— start of TASK INPUTS —

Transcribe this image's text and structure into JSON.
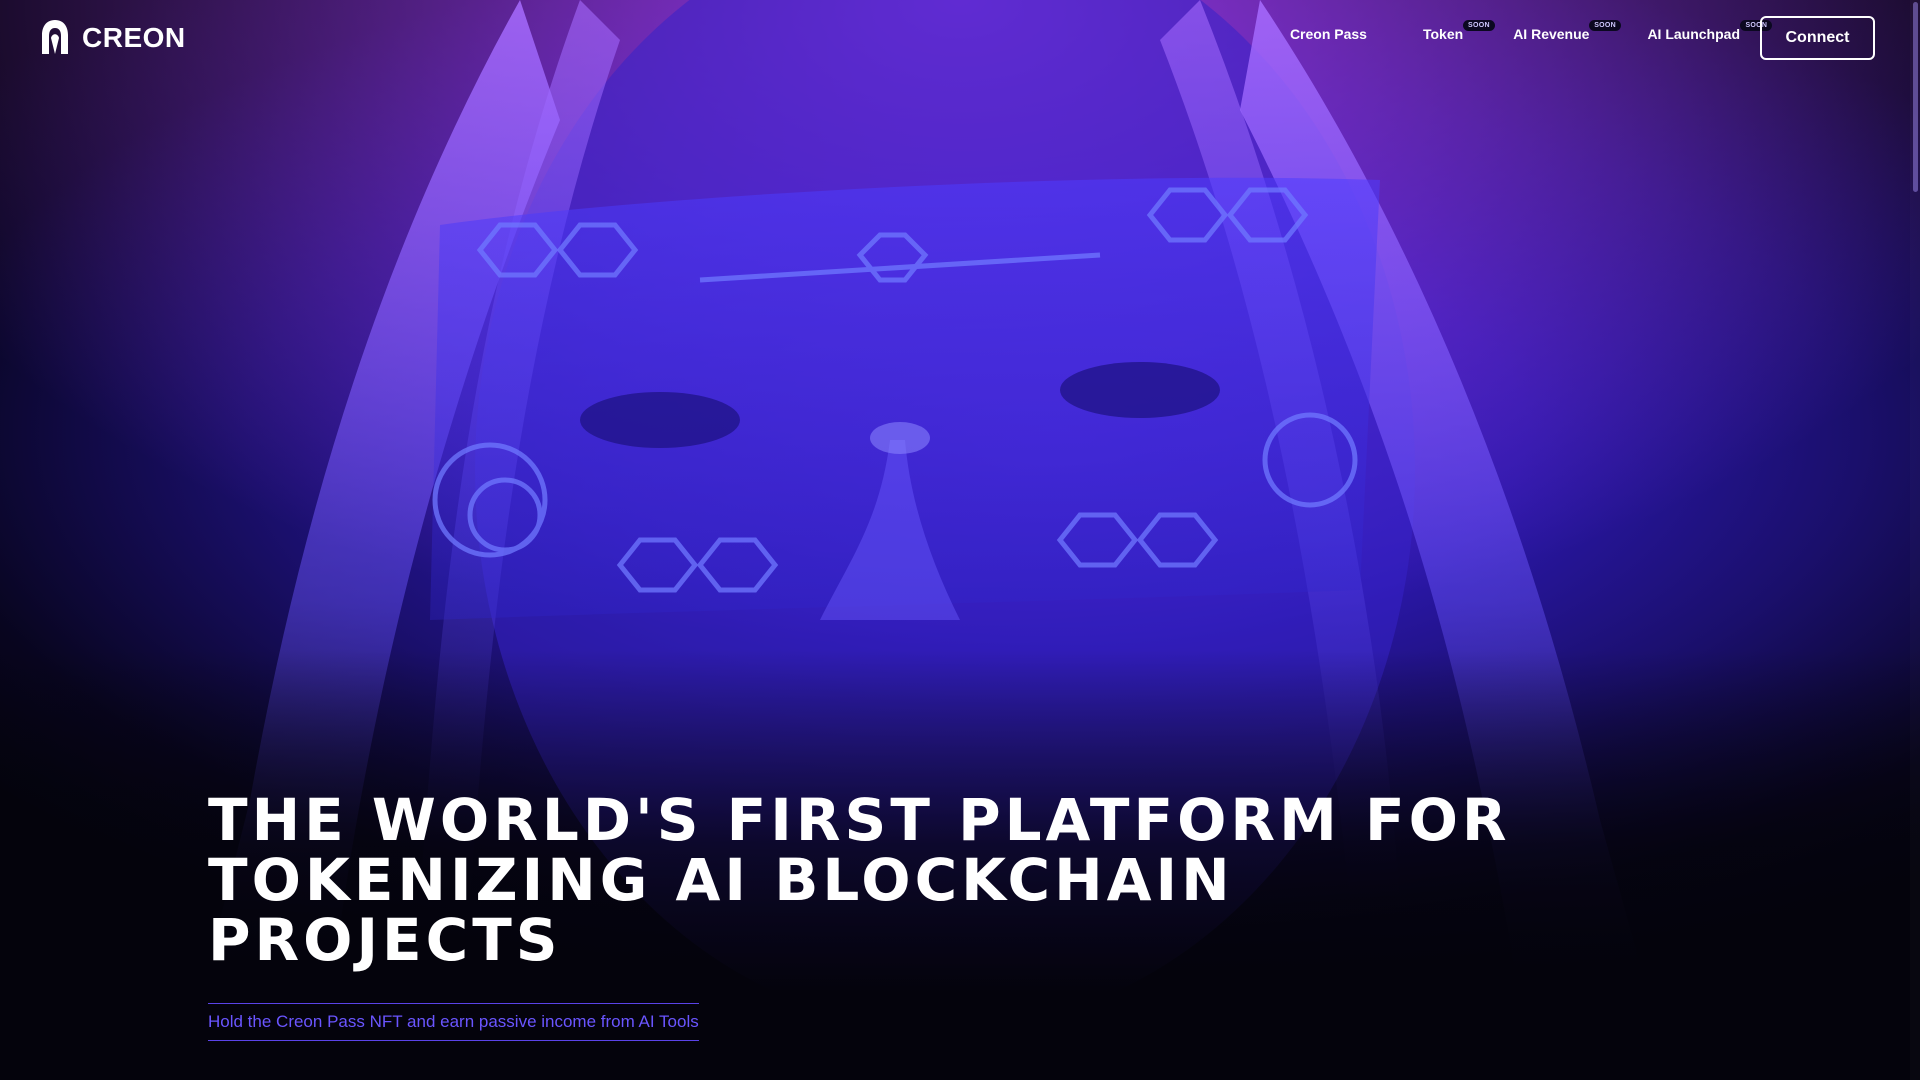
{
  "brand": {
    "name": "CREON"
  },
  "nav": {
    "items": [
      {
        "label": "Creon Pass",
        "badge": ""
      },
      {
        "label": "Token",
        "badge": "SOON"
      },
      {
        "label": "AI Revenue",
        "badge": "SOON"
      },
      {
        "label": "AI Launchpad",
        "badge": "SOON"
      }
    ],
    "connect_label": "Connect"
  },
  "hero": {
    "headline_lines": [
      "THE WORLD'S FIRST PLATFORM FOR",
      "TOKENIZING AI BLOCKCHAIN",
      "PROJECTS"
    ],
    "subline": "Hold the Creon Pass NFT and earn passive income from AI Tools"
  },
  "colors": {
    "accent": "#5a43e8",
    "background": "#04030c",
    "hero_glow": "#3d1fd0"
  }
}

— end of TASK INPUTS —

WHAT IS BEING ASKED: Copy the records exactly. Skip the pictures.

WRITTEN ANSWER:
Transcribe this image's text and structure into JSON.
{
  "brand": {
    "name": "CREON"
  },
  "nav": {
    "items": [
      {
        "label": "Creon Pass",
        "badge": ""
      },
      {
        "label": "Token",
        "badge": "SOON"
      },
      {
        "label": "AI Revenue",
        "badge": "SOON"
      },
      {
        "label": "AI Launchpad",
        "badge": "SOON"
      }
    ],
    "connect_label": "Connect"
  },
  "hero": {
    "headline_lines": [
      "THE WORLD'S FIRST PLATFORM FOR",
      "TOKENIZING AI BLOCKCHAIN",
      "PROJECTS"
    ],
    "subline": "Hold the Creon Pass NFT and earn passive income from AI Tools"
  },
  "colors": {
    "accent": "#5a43e8",
    "background": "#04030c",
    "hero_glow": "#3d1fd0"
  }
}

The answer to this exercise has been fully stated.